▶ **TASK PROMPT**
Search the material below for the string "JSON" and list each line that holds it.
┌─ INPUT RECORDS
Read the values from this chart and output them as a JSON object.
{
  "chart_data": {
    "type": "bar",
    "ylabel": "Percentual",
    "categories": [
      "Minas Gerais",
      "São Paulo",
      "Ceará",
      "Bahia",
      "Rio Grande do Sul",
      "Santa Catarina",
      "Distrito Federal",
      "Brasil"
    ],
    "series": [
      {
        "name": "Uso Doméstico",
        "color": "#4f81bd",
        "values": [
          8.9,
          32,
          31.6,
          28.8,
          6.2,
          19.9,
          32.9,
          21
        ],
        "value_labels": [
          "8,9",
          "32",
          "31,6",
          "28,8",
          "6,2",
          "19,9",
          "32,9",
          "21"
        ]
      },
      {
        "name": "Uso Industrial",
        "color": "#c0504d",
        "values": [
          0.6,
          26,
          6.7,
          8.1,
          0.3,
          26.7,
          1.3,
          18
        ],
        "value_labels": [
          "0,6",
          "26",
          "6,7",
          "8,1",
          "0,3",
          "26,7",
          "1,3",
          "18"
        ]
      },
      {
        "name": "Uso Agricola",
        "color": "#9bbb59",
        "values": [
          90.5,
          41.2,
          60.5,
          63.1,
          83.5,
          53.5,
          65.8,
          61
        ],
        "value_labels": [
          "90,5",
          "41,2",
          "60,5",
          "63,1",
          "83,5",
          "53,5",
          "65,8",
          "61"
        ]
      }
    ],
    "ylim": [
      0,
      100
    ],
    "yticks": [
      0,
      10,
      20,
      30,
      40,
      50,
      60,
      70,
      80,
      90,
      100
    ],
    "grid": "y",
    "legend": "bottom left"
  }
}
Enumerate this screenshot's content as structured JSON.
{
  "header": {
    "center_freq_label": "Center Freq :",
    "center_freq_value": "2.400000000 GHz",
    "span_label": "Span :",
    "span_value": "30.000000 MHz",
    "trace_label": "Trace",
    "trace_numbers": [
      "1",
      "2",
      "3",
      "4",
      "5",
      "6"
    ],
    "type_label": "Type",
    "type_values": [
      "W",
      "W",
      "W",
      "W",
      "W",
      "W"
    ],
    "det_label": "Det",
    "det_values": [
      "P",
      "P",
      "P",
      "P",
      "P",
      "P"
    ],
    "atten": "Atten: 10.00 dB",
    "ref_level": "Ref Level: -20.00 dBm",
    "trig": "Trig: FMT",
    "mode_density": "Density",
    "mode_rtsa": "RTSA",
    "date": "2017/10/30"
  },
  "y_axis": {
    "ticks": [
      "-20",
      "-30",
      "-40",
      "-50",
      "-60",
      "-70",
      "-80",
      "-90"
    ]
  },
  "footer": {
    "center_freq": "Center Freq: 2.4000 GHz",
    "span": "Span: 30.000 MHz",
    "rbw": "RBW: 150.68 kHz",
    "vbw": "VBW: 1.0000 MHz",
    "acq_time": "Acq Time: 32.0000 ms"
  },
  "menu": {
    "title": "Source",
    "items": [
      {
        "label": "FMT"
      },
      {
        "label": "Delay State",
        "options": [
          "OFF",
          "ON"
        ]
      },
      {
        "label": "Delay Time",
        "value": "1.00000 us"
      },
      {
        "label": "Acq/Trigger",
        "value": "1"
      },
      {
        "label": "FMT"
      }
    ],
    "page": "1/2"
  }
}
└─
┌─ INPUT RECORDS
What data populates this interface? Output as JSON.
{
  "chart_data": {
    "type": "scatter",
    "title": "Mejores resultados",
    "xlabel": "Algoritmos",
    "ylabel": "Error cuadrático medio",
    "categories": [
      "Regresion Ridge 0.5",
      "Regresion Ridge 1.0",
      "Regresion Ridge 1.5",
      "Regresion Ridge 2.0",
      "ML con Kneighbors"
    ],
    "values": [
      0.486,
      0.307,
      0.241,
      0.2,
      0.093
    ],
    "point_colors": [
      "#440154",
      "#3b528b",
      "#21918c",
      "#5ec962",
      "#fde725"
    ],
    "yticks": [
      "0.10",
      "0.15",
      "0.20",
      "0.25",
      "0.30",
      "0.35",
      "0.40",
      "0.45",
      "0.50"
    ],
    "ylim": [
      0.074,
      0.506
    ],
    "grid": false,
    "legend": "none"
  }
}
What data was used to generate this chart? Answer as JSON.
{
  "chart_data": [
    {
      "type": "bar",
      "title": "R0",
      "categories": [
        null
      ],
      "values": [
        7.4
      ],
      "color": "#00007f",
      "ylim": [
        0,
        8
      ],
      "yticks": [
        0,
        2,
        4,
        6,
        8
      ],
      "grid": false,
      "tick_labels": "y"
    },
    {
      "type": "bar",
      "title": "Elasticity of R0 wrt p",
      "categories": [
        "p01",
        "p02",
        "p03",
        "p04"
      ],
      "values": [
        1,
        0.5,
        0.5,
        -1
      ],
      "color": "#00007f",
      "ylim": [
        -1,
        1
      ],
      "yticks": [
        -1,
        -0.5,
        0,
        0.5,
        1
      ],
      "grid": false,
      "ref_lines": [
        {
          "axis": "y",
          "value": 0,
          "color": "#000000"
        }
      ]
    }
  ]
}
└─
┌─ INPUT RECORDS
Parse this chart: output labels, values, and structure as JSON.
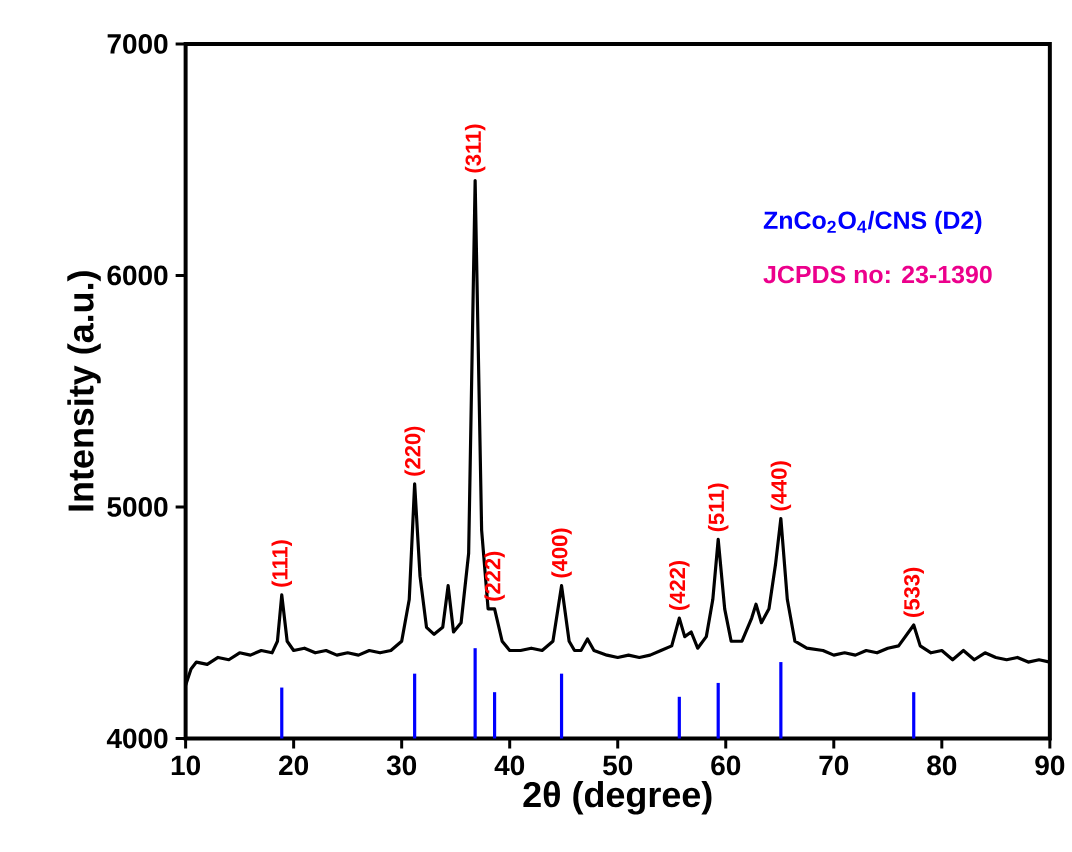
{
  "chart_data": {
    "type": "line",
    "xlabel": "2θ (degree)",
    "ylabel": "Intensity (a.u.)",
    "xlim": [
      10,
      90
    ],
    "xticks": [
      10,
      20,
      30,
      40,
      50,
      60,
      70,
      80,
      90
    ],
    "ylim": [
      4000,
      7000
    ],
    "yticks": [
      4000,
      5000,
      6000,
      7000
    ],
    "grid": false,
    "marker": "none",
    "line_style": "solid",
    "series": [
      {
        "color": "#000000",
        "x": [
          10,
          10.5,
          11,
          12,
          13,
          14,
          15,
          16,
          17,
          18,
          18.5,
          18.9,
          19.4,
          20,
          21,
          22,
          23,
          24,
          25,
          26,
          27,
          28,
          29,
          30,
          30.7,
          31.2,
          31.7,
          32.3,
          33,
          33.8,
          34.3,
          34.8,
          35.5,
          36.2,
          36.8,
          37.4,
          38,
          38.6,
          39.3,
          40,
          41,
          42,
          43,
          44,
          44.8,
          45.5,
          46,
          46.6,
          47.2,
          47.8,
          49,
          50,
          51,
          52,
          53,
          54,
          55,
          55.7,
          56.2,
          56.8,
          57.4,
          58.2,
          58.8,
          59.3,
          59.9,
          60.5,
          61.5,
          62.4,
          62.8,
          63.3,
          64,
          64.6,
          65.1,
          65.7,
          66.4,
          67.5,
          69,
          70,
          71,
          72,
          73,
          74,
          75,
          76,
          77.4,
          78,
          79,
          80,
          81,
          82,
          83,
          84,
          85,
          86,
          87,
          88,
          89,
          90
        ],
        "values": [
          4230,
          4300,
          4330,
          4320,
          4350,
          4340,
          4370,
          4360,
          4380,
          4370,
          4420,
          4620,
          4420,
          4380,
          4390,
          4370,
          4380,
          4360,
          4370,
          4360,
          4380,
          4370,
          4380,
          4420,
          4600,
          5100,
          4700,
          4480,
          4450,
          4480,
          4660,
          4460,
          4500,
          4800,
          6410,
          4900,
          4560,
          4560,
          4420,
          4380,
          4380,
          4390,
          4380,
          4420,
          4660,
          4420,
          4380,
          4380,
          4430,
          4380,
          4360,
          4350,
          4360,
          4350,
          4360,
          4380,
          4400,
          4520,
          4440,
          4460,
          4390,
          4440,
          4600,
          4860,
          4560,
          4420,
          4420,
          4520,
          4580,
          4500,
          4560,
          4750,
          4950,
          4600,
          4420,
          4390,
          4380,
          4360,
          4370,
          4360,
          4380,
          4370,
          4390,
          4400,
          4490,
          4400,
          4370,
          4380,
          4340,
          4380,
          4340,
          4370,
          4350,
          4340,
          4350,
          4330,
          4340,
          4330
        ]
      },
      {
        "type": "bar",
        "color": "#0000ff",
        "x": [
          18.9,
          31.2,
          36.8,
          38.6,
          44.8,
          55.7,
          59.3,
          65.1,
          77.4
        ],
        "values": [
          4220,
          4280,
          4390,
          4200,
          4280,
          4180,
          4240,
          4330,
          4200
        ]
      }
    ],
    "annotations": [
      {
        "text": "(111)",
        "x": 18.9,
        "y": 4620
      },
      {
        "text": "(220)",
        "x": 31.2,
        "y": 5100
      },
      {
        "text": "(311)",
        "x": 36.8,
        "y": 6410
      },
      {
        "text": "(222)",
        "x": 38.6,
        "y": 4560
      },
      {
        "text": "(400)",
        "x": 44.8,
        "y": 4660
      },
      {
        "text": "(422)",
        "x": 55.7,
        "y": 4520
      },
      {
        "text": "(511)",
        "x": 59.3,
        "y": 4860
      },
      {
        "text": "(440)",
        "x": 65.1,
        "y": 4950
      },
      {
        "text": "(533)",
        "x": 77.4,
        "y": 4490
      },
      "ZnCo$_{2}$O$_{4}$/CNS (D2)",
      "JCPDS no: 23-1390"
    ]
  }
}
└─
▶ **SOLUTION**
Read the values from this chart and output them as a JSON object.
Enumerate this screenshot's content as structured JSON.
What data populates this interface? Output as JSON.
What data was used to generate this chart? Answer as JSON.
Parse this chart: output labels, values, and structure as JSON.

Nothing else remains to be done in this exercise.